▶ **Set exercise**
Check every line of the material below for "ylabel". Give the number of lines that have it, and only that.

[Figure dataset records]
☆ ☆ ☆ ☆ ☆ ☆ ☆

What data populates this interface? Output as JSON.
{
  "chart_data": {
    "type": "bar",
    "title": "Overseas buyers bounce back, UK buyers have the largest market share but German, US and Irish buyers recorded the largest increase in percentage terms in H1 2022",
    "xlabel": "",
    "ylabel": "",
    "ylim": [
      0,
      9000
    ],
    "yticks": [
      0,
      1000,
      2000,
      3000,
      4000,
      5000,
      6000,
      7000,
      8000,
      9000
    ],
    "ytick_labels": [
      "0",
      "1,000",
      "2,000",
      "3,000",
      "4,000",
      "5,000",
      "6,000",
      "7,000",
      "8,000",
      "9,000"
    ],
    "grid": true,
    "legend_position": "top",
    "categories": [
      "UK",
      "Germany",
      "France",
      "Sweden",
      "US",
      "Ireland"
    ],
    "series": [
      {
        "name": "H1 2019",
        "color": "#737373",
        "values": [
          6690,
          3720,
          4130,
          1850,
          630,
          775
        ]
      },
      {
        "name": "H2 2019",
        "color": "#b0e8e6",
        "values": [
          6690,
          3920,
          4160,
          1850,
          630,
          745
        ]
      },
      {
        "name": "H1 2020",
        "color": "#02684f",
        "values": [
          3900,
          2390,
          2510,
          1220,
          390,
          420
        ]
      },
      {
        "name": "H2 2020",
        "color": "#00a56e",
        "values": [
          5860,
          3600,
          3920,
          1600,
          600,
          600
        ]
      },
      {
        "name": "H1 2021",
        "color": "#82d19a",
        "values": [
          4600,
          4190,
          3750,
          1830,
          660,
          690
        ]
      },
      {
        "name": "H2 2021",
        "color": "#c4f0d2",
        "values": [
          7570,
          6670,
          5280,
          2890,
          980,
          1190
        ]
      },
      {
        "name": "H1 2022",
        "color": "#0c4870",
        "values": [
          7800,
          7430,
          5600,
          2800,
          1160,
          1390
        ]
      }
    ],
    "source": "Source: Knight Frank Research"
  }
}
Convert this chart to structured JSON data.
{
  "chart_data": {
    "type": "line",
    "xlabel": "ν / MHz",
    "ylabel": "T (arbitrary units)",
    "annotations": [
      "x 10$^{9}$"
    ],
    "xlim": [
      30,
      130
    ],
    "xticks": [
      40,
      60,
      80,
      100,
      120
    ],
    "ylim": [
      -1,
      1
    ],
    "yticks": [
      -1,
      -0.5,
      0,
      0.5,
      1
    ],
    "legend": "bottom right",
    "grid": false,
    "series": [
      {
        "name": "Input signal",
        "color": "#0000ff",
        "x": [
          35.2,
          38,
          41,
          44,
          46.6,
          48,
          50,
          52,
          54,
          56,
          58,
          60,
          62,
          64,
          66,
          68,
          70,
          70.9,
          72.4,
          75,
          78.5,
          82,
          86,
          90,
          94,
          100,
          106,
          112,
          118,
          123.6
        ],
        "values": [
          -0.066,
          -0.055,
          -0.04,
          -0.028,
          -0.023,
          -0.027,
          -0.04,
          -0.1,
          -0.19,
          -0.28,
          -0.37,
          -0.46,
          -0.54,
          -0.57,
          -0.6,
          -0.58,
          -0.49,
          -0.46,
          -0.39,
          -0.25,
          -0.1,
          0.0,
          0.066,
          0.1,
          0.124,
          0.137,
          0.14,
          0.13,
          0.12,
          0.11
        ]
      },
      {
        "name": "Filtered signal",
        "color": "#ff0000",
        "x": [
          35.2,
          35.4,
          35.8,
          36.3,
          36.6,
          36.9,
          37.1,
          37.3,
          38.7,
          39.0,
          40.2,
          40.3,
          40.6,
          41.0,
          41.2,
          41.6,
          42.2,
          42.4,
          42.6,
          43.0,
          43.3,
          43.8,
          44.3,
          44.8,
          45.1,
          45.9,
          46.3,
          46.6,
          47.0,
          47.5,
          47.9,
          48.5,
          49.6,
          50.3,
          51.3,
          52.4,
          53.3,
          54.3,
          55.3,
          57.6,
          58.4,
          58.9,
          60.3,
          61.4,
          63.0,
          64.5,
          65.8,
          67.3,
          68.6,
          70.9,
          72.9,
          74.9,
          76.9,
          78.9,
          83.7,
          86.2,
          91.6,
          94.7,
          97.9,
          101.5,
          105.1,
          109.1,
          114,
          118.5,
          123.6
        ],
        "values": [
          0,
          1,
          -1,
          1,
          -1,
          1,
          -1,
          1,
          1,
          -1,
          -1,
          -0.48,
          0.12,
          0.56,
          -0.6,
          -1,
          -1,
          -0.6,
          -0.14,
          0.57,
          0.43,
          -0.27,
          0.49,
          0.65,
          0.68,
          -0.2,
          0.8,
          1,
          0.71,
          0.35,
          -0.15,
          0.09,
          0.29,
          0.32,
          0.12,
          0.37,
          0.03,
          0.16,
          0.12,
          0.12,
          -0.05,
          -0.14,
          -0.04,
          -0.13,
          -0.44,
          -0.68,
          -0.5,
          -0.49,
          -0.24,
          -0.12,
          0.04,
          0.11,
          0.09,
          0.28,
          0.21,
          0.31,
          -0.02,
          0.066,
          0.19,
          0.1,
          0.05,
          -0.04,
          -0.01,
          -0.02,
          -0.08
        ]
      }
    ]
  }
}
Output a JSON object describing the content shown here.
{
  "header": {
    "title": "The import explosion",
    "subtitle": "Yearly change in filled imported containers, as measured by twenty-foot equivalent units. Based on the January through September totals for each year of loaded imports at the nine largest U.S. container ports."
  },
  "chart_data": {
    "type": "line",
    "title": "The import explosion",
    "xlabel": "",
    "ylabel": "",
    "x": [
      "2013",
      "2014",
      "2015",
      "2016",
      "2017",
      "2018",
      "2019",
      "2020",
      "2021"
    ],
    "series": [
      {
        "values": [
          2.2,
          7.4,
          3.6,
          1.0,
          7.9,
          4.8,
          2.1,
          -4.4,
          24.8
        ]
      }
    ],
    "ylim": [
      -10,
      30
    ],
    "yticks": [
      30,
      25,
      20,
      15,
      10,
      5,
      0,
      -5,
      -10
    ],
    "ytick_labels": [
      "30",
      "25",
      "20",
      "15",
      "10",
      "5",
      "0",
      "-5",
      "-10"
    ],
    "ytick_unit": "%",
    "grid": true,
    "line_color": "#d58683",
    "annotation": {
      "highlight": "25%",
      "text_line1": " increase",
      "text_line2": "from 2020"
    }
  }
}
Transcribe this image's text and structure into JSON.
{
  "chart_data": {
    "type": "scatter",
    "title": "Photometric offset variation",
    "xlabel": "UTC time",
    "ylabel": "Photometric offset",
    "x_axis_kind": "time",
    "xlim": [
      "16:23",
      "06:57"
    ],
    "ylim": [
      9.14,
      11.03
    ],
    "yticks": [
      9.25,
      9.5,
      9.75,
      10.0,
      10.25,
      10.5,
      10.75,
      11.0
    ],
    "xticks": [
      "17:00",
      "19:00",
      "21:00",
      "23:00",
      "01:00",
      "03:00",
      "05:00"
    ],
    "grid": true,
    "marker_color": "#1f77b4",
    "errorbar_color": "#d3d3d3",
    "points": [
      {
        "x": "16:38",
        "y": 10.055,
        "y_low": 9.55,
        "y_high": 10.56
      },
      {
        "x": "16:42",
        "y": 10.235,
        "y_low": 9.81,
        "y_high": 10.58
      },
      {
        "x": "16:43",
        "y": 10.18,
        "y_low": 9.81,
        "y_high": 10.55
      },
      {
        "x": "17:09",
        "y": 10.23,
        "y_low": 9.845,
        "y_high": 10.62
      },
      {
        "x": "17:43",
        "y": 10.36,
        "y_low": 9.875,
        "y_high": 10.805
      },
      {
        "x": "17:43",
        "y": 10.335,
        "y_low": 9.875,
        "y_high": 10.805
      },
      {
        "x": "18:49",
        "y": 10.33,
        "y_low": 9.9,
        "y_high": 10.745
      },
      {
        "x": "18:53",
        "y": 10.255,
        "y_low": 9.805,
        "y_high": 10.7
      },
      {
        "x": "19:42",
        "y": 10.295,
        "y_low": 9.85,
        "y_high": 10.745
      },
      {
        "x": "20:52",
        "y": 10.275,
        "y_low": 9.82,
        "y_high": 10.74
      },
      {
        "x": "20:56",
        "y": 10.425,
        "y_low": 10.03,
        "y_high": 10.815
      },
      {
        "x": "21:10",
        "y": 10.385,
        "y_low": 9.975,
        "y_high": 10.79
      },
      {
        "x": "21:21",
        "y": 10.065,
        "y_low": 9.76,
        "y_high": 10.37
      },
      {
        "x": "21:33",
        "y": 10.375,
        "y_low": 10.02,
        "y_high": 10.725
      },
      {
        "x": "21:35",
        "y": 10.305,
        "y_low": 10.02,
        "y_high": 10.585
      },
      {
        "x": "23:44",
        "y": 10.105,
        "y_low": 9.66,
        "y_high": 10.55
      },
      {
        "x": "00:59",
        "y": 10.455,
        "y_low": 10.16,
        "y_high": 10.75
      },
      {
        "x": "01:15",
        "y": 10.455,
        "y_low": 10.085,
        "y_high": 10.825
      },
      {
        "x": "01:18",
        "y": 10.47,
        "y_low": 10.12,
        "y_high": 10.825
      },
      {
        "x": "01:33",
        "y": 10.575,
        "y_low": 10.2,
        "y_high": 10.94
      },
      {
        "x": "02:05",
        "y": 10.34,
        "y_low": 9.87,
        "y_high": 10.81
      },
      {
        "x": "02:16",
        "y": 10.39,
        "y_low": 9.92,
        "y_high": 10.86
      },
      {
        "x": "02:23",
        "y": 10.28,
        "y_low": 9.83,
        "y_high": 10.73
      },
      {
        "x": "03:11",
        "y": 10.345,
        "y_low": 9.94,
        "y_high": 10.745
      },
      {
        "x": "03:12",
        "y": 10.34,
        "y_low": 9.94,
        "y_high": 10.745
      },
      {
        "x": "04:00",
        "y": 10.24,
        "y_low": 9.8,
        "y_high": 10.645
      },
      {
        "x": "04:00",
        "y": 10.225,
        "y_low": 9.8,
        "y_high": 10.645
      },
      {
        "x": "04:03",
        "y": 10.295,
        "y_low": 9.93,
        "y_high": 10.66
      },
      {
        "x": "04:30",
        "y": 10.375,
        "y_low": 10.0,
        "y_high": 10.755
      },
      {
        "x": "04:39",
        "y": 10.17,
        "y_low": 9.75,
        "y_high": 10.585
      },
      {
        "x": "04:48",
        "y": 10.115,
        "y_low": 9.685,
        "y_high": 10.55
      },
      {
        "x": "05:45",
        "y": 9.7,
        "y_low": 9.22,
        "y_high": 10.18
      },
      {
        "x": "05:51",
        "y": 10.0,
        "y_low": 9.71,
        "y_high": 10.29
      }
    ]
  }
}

☆ ☆ ☆ ☆ ☆ ☆ ☆

▶ **Result of the task**
4